= REQUIRED WORK =
Using the listing below, select the lines with the word "none" and copy them.

── GIVEN DATA ──

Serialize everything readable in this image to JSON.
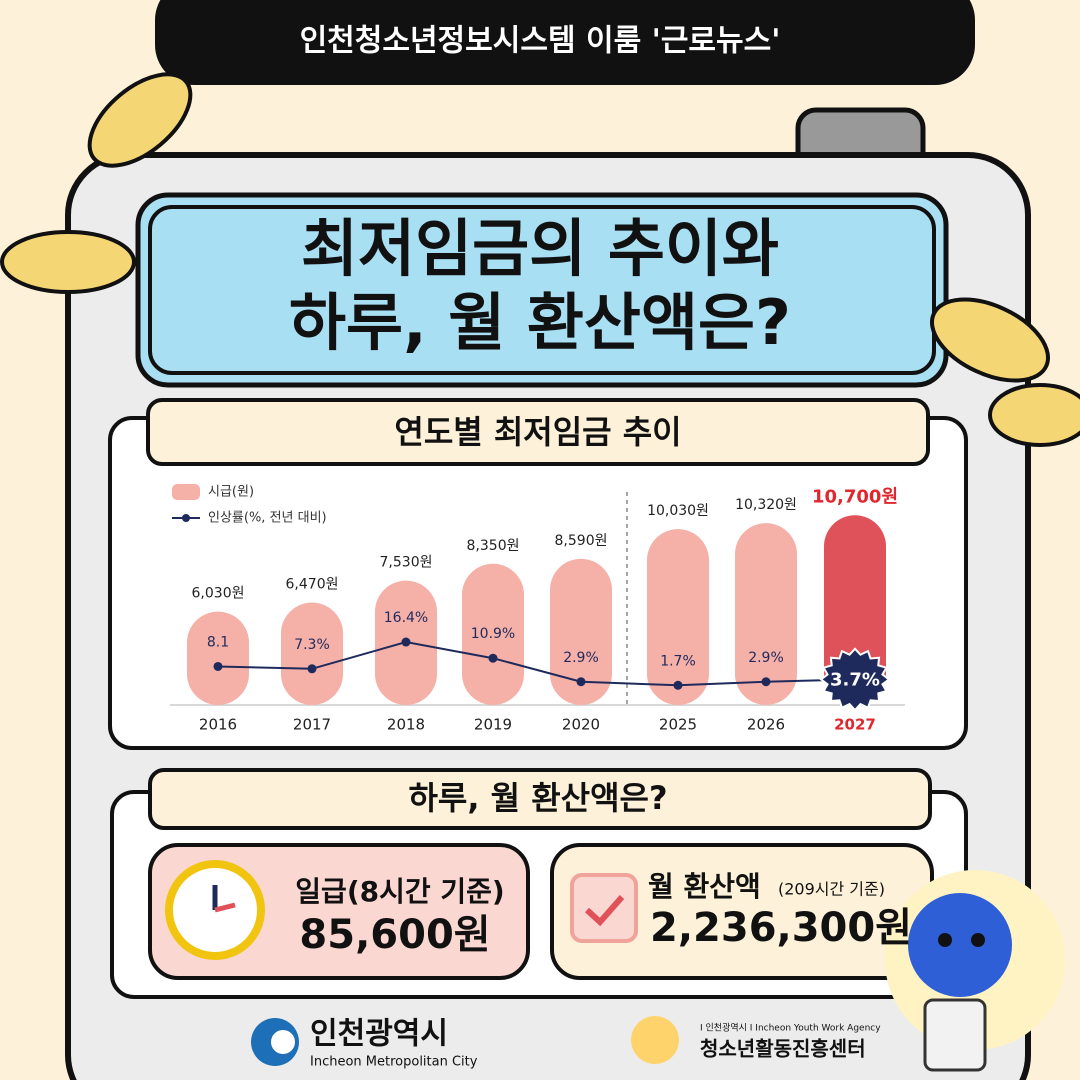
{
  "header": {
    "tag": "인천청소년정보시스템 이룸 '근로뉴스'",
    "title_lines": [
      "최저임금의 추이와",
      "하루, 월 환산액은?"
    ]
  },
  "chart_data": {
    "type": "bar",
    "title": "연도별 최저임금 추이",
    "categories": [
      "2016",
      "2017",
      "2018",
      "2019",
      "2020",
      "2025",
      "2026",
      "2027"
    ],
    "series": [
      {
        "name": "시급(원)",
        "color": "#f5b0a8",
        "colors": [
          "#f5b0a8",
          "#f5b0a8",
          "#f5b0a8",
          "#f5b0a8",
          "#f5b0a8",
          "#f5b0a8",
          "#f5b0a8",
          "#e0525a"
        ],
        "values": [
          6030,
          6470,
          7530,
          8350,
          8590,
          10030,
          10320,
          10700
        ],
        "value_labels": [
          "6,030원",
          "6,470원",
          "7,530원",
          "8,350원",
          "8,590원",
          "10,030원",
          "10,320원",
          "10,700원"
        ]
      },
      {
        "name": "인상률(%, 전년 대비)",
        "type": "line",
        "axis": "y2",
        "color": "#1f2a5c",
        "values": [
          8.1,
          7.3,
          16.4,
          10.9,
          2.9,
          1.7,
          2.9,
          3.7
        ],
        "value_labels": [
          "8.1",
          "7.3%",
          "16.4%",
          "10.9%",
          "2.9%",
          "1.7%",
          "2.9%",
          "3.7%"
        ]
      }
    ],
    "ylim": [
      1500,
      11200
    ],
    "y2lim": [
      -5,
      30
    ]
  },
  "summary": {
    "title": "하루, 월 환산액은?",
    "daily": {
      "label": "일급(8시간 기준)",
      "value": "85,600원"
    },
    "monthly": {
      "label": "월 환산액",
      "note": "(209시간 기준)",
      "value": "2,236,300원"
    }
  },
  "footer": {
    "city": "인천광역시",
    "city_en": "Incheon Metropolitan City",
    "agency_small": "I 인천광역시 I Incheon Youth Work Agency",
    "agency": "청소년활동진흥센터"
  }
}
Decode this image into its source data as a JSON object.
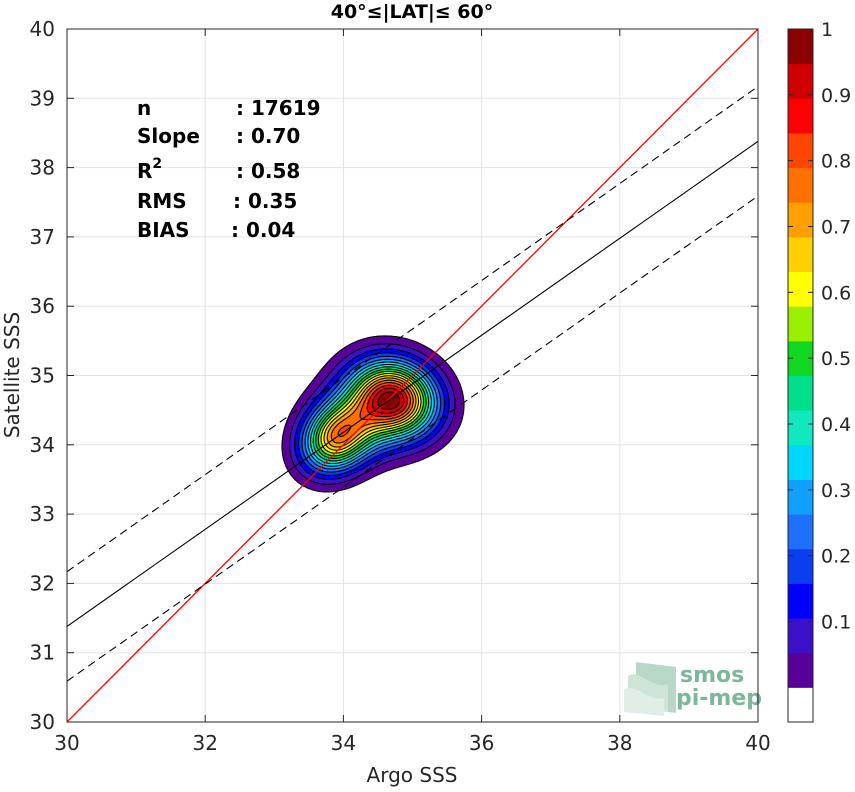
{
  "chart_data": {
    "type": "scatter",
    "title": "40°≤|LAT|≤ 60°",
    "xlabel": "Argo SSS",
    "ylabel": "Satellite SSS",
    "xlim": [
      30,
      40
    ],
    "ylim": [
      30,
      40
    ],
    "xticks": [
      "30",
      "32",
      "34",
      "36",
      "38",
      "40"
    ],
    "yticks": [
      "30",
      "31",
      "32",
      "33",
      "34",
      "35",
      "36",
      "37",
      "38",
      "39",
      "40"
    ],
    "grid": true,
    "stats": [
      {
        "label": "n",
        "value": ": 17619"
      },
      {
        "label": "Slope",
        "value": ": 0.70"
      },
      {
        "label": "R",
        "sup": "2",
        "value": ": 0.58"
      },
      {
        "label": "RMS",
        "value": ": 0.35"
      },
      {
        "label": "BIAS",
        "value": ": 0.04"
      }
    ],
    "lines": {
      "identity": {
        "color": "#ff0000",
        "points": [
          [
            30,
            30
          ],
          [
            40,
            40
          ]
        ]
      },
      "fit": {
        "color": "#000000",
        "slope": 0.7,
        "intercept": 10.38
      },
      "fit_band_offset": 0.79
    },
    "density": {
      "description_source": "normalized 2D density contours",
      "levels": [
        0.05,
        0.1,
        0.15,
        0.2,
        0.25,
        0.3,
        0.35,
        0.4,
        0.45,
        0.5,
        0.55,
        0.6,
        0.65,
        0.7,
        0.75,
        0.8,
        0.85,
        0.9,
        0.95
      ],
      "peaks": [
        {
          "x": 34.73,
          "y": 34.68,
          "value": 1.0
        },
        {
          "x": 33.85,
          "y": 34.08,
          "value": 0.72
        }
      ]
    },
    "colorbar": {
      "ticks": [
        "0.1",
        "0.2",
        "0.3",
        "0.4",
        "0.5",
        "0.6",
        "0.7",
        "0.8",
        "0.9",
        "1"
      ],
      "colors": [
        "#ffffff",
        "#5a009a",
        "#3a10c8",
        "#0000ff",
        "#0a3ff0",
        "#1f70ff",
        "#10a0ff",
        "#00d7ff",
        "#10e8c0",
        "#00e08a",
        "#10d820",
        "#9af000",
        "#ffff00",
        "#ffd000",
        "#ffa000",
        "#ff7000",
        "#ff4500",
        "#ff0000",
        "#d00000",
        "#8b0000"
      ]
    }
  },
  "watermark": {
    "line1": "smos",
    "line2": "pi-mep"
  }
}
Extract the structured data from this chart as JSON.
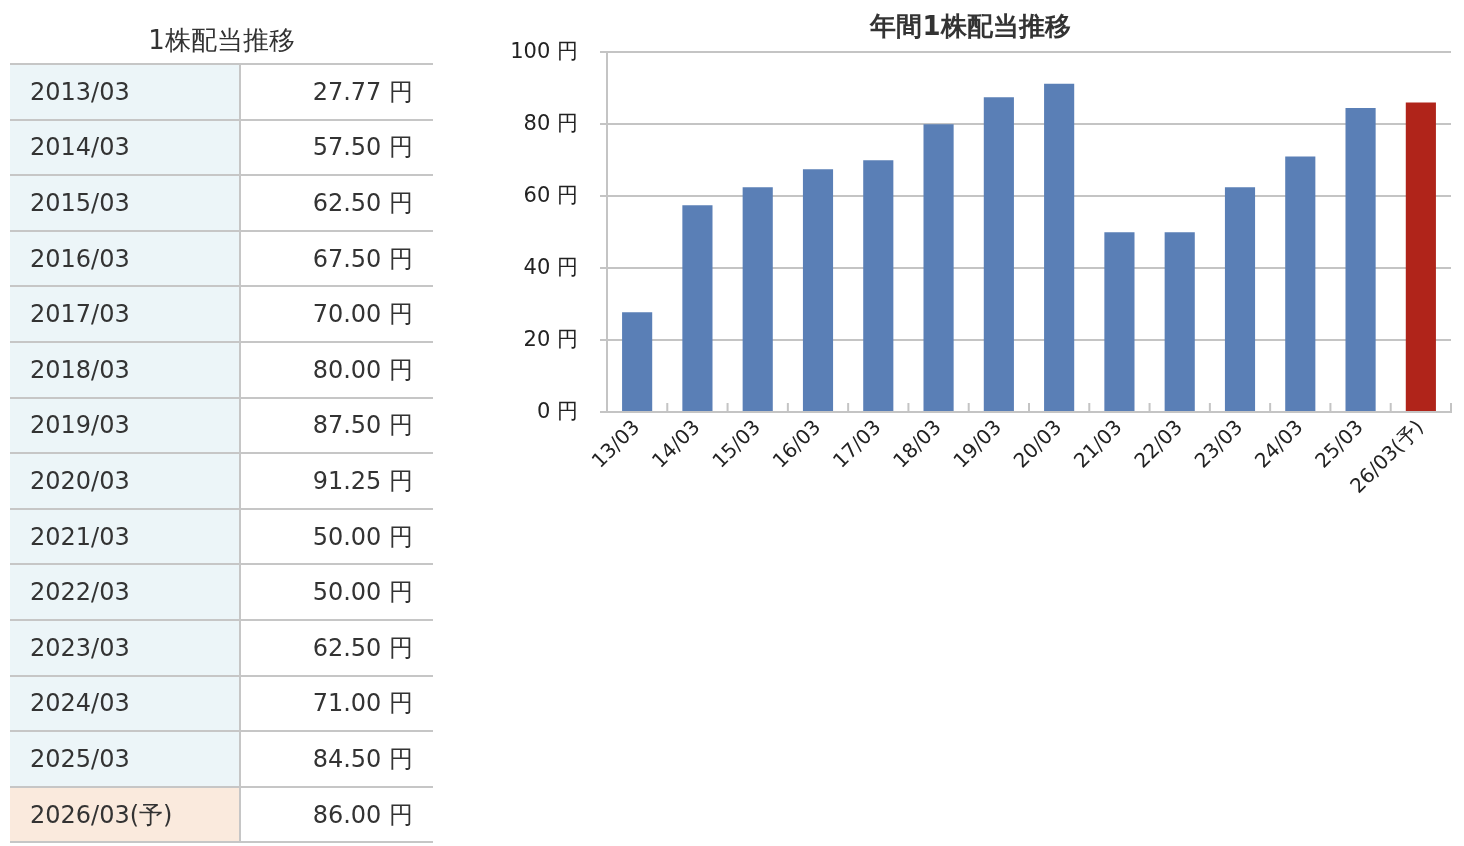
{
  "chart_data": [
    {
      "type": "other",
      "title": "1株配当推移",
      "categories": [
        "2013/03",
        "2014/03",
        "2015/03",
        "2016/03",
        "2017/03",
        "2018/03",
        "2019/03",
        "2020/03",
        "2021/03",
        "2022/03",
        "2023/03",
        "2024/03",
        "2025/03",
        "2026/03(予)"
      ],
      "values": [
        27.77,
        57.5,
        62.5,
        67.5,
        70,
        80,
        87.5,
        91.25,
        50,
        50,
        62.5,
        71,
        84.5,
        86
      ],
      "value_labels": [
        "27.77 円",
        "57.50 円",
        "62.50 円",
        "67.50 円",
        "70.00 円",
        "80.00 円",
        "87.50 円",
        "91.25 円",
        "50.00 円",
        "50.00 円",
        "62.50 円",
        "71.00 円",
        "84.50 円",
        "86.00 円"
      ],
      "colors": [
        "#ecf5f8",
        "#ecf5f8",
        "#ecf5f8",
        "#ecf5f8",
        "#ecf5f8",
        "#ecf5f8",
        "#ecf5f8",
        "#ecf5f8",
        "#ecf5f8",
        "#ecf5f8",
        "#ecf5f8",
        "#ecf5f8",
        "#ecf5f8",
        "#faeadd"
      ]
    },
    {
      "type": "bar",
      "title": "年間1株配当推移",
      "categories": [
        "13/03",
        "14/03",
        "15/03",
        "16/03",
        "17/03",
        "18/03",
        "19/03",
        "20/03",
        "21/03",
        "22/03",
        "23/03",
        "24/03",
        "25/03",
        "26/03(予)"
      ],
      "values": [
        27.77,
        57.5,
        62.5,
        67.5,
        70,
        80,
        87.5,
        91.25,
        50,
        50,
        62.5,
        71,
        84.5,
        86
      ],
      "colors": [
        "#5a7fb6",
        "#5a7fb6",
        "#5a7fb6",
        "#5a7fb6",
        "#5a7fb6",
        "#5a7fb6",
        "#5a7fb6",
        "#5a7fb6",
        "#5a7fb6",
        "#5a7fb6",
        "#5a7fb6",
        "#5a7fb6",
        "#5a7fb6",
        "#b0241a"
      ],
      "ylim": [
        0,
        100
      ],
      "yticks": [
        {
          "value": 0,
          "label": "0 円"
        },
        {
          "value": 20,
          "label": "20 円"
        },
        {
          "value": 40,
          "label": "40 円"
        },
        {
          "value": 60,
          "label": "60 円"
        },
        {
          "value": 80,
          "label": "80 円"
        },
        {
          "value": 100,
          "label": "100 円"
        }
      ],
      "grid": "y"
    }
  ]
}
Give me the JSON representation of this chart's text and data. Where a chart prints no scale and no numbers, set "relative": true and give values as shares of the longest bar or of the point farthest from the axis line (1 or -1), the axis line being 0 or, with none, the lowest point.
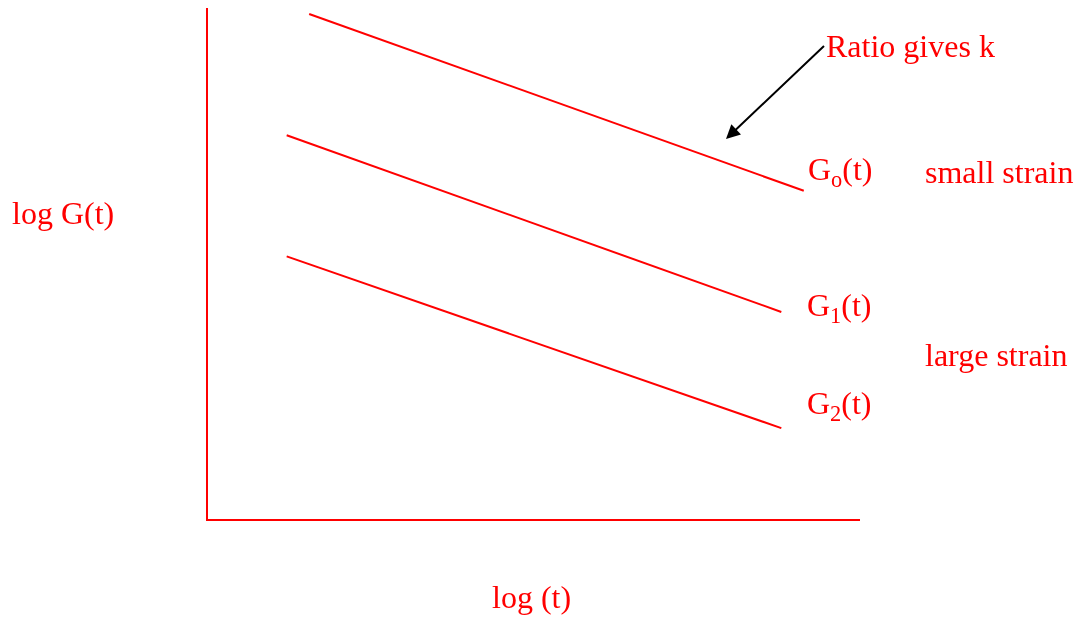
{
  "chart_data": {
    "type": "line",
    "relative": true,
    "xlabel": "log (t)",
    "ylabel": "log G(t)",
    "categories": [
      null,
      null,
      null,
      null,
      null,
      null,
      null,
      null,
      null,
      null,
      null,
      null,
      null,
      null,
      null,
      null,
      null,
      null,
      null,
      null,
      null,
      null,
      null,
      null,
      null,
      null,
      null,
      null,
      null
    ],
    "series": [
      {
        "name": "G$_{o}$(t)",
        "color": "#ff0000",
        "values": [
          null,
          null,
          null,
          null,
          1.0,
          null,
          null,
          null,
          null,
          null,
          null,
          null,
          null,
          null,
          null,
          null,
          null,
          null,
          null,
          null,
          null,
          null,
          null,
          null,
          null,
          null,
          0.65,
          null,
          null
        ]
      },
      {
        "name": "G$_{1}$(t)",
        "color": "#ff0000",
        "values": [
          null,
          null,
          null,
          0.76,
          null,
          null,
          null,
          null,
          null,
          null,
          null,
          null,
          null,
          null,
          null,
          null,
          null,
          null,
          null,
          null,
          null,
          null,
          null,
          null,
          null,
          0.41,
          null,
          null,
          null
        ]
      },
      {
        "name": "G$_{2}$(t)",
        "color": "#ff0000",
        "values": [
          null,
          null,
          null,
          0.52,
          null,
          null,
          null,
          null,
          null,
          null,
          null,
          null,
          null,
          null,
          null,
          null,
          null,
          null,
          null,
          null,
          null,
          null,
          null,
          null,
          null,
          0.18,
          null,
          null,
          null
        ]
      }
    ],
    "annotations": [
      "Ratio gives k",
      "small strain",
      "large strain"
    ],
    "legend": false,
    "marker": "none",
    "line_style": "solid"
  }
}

───

= ANSWER =
Give me the JSON representation of this chart's text and data. Where a chart prints no scale and no numbers, set "relative": true and give values as shares of the longest bar or of the point farthest from the axis line (1 or -1), the axis line being 0 or, with none, the lowest point.
    "marker": "none",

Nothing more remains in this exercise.